> **Directions**
An exact copy of the records is required, minus the pictures they hold.

> **Data entries**
★ ★ ★

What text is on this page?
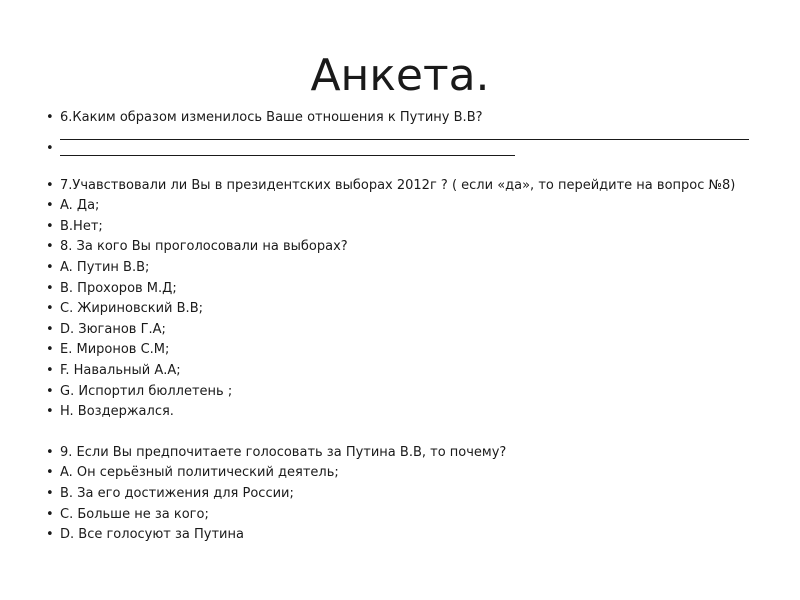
Анкета.
• 6.Каким образом изменилось Ваше отношения к Путину В.В?
•
• 7.Учавствовали ли Вы в президентских выборах 2012г ? ( если «да», то перейдите на вопрос №8)
• A. Да;
• B.Нет;
• 8. За кого Вы проголосовали на выборах?
• A. Путин В.В;
• B. Прохоров М.Д;
• C. Жириновский В.В;
• D. Зюганов Г.А;
• E. Миронов С.М;
• F. Навальный А.А;
• G. Испортил бюллетень ;
• H. Воздержался.
• 9. Если Вы предпочитаете голосовать за Путина В.В, то почему?
• A. Он серьёзный политический деятель;
• B. За его достижения для России;
• C. Больше не за кого;
• D. Все голосуют за Путина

★ ★ ★

> **Task answer**
What text is on this page?
Анкета.
• 6.Каким образом изменилось Ваше отношения к Путину В.В?
•
• 7.Учавствовали ли Вы в президентских выборах 2012г ? ( если «да», то перейдите на вопрос №8)
• A. Да;
• B.Нет;
• 8. За кого Вы проголосовали на выборах?
• A. Путин В.В;
• B. Прохоров М.Д;
• C. Жириновский В.В;
• D. Зюганов Г.А;
• E. Миронов С.М;
• F. Навальный А.А;
• G. Испортил бюллетень ;
• H. Воздержался.
• 9. Если Вы предпочитаете голосовать за Путина В.В, то почему?
• A. Он серьёзный политический деятель;
• B. За его достижения для России;
• C. Больше не за кого;
• D. Все голосуют за Путина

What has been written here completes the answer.